SUPPLIED DATA:
------------------------------------------------------------------------

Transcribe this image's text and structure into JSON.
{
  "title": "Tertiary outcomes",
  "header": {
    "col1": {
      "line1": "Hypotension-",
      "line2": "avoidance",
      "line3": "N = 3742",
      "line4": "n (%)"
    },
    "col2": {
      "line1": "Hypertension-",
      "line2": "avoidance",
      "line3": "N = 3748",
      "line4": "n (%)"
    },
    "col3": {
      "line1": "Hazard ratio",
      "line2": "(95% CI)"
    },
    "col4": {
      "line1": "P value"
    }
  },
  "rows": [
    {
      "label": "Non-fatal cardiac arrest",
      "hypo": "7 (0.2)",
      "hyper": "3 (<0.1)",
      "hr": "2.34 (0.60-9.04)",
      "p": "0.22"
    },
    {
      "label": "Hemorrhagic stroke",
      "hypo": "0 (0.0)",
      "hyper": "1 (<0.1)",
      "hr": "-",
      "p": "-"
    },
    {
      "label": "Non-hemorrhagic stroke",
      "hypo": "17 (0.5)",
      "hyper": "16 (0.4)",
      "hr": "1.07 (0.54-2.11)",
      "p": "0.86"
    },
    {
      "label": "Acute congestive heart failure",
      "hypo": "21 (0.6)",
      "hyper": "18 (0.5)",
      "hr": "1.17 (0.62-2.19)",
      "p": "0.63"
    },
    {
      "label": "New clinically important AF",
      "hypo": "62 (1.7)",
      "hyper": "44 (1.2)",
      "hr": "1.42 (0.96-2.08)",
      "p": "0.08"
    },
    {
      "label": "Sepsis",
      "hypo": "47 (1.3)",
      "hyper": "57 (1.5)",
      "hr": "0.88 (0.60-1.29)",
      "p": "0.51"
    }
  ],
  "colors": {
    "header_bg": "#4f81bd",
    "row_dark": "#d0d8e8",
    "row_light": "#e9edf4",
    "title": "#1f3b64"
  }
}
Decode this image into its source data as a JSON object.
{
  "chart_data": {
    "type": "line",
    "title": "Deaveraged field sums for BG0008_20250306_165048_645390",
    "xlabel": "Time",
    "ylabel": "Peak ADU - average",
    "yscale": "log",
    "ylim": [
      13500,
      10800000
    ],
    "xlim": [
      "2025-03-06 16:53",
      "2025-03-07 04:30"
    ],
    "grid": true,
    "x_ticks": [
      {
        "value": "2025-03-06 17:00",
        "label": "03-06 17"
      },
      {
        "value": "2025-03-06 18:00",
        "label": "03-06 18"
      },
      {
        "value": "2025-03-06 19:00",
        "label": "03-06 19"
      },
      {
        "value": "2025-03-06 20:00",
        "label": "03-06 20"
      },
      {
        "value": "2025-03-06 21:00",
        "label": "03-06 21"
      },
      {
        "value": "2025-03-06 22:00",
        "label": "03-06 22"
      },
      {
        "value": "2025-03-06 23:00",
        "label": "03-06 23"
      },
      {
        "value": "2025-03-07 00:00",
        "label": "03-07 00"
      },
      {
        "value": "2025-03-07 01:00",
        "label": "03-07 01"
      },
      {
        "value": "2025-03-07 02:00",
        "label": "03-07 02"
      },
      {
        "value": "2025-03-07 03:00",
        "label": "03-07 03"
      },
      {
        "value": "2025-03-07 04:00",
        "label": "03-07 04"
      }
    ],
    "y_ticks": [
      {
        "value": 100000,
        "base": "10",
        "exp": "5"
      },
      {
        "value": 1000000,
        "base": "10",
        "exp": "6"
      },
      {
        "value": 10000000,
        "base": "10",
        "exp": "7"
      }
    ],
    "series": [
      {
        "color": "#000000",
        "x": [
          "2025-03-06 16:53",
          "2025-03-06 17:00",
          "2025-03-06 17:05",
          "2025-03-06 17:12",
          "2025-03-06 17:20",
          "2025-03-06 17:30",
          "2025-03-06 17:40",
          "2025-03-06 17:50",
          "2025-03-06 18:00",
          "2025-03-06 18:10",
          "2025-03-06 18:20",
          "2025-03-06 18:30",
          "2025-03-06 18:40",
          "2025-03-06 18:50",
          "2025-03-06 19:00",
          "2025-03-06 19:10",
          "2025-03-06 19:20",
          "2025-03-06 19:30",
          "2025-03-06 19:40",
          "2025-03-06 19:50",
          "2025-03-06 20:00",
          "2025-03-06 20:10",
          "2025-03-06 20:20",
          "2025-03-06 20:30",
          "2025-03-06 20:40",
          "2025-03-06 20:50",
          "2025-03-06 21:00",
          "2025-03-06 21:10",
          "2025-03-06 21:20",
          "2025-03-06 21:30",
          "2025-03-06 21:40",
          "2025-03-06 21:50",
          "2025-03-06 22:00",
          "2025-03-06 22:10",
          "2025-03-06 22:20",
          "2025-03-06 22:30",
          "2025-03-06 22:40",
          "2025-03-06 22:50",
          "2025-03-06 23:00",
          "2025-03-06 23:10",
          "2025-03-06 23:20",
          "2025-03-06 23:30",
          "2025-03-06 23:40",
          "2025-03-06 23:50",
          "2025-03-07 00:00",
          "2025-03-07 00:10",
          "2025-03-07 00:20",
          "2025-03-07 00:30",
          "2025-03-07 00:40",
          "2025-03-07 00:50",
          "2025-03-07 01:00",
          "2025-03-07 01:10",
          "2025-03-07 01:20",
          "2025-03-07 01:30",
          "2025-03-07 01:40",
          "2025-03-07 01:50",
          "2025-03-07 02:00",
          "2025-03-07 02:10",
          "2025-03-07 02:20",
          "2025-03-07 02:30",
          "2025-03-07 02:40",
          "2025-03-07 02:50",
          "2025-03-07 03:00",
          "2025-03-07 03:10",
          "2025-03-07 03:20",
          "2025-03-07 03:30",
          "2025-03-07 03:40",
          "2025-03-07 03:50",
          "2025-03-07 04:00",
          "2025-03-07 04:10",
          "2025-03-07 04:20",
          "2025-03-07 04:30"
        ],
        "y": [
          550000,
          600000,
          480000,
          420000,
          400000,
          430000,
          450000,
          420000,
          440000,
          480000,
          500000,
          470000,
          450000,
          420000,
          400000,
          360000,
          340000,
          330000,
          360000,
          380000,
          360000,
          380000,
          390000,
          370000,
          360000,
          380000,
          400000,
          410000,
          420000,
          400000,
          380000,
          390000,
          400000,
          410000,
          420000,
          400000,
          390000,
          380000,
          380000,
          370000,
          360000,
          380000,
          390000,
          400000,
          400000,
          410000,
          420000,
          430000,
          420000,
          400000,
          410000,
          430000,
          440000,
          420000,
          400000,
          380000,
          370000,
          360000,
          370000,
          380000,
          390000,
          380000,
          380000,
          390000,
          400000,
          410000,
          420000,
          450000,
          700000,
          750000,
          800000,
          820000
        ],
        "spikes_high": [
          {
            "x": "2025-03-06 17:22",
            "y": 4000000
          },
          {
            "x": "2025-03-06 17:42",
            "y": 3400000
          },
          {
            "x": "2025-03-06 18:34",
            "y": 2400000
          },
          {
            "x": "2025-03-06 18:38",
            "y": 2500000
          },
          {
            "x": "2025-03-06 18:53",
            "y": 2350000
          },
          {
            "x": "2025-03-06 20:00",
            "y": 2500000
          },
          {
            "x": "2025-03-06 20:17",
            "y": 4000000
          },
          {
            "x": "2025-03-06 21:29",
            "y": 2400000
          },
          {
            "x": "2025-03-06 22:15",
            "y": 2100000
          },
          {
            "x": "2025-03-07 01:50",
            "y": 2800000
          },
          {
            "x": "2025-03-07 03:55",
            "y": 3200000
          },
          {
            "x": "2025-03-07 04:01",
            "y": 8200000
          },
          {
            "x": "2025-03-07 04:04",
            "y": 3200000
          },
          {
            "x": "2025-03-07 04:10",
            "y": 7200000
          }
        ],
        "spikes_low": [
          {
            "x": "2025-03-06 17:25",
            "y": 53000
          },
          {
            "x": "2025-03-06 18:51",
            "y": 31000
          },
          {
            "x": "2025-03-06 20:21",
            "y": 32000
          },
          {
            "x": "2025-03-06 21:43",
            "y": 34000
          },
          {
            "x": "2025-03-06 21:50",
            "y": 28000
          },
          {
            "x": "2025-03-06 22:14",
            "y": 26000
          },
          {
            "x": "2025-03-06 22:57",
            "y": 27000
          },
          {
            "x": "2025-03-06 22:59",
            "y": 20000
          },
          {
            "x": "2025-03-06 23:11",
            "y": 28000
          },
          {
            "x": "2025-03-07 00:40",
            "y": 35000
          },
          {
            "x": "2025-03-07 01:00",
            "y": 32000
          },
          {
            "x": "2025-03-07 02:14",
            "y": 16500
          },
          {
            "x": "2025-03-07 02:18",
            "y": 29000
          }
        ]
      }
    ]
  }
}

------------------------------------------------------------------------

EXERCISE DETAILS:
Filter the entries down to the lines with the word "into" in them.

COMPLETE OUTPUT:
Transcribe this image's text and structure into JSON.
Decode this image into its source data as a JSON object.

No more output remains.